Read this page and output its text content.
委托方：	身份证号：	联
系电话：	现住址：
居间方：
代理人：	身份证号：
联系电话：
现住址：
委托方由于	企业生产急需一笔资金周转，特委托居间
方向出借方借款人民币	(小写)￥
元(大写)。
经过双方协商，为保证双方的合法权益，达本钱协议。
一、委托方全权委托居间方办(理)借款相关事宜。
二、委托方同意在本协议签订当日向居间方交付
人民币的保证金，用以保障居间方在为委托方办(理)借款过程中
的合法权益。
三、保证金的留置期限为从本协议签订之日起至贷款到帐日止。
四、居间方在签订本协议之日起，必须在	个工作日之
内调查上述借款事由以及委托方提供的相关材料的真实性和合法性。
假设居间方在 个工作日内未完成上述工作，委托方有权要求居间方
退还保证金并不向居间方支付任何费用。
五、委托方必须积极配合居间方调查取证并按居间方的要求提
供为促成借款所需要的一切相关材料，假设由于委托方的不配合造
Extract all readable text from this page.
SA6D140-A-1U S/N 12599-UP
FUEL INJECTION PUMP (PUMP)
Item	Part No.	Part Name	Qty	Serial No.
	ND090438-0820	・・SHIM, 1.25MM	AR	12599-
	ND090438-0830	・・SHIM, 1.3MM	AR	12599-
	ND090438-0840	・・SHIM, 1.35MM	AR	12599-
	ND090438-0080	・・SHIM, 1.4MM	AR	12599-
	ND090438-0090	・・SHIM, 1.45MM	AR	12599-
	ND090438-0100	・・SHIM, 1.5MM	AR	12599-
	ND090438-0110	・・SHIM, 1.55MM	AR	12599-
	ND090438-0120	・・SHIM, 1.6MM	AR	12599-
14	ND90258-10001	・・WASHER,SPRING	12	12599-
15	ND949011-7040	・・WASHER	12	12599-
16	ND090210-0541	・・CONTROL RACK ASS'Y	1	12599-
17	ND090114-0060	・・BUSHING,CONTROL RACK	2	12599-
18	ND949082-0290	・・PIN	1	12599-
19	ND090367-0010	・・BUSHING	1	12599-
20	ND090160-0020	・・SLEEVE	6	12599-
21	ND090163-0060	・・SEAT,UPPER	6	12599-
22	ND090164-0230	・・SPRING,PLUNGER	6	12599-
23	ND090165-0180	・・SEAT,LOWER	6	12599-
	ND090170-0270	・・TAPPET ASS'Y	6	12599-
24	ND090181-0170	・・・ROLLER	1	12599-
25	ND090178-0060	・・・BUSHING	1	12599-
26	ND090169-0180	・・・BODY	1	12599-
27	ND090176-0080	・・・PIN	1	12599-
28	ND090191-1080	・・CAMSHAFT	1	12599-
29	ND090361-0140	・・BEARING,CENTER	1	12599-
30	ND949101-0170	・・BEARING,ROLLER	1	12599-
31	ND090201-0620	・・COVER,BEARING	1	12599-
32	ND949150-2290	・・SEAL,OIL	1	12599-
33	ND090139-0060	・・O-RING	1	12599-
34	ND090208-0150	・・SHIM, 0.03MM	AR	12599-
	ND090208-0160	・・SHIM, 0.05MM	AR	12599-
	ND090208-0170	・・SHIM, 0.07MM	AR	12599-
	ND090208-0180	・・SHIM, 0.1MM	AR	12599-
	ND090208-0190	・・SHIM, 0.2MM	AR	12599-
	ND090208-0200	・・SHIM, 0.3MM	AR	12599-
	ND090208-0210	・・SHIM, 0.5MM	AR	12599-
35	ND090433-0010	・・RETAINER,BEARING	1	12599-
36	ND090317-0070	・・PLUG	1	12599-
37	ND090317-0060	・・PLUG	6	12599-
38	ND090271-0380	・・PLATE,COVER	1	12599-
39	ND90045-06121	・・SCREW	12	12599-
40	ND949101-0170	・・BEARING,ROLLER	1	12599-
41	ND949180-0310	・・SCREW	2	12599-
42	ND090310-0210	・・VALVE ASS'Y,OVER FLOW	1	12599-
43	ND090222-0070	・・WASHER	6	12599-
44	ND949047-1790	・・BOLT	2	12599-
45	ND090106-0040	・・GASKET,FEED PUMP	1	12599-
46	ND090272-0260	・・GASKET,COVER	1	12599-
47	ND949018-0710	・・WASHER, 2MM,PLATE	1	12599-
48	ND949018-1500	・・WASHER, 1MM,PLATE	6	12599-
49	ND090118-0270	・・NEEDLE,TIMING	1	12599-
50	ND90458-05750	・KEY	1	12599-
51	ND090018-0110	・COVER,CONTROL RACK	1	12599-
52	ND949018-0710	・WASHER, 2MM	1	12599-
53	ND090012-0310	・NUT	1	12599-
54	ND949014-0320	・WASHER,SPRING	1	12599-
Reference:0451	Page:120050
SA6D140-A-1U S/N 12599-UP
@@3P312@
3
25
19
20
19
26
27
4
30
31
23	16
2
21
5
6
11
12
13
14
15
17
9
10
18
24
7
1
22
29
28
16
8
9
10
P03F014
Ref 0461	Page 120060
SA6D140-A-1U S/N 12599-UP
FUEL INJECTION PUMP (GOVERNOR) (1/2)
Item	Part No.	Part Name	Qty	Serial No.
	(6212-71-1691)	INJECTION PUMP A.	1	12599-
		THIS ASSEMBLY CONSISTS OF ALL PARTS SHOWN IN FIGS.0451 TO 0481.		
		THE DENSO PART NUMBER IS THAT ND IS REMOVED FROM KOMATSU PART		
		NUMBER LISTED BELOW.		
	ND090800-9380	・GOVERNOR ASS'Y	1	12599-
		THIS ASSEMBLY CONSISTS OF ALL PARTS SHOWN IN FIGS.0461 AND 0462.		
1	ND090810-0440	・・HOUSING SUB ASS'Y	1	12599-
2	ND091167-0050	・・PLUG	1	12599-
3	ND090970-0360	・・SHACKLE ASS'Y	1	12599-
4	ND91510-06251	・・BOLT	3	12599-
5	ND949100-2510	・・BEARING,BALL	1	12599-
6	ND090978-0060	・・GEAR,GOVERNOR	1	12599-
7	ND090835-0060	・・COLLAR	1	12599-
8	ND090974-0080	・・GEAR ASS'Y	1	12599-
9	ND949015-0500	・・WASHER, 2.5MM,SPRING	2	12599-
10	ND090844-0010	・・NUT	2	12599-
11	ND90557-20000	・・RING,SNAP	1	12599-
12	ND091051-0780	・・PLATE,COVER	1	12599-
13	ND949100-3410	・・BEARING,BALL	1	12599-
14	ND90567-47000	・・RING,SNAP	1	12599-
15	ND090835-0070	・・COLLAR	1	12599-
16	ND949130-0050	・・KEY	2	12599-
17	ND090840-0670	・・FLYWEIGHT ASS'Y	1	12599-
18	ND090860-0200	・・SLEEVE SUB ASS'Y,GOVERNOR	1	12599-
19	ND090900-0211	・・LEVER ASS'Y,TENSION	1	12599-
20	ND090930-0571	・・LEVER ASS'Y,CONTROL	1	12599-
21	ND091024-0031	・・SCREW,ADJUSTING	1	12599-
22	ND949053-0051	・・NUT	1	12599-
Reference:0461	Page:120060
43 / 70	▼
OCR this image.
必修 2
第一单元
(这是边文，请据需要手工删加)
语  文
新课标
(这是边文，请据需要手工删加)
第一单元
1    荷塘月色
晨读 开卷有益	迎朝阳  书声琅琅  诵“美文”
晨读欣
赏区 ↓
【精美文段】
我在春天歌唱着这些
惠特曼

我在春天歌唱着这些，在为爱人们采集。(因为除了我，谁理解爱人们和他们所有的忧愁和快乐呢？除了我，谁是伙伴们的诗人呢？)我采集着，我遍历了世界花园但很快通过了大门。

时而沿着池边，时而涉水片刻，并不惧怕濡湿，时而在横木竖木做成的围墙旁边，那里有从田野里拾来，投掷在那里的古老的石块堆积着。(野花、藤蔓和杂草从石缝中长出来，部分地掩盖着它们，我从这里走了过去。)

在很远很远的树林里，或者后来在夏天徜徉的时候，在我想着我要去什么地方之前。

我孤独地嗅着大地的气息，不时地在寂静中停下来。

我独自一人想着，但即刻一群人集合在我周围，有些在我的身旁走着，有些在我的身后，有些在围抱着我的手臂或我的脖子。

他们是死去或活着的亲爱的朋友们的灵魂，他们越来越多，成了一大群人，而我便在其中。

====

Short task: Write out exactly the lines of the entries above that run from the line containing "OCR this image." through the last line, including both.

Complete answer:
OCR this image.
必修 2
第一单元
(这是边文，请据需要手工删加)
语  文
新课标
(这是边文，请据需要手工删加)
第一单元
1    荷塘月色
晨读 开卷有益	迎朝阳  书声琅琅  诵“美文”
晨读欣
赏区 ↓
【精美文段】
我在春天歌唱着这些
惠特曼

我在春天歌唱着这些，在为爱人们采集。(因为除了我，谁理解爱人们和他们所有的忧愁和快乐呢？除了我，谁是伙伴们的诗人呢？)我采集着，我遍历了世界花园但很快通过了大门。

时而沿着池边，时而涉水片刻，并不惧怕濡湿，时而在横木竖木做成的围墙旁边，那里有从田野里拾来，投掷在那里的古老的石块堆积着。(野花、藤蔓和杂草从石缝中长出来，部分地掩盖着它们，我从这里走了过去。)

在很远很远的树林里，或者后来在夏天徜徉的时候，在我想着我要去什么地方之前。

我孤独地嗅着大地的气息，不时地在寂静中停下来。

我独自一人想着，但即刻一群人集合在我周围，有些在我的身旁走着，有些在我的身后，有些在围抱着我的手臂或我的脖子。

他们是死去或活着的亲爱的朋友们的灵魂，他们越来越多，成了一大群人，而我便在其中。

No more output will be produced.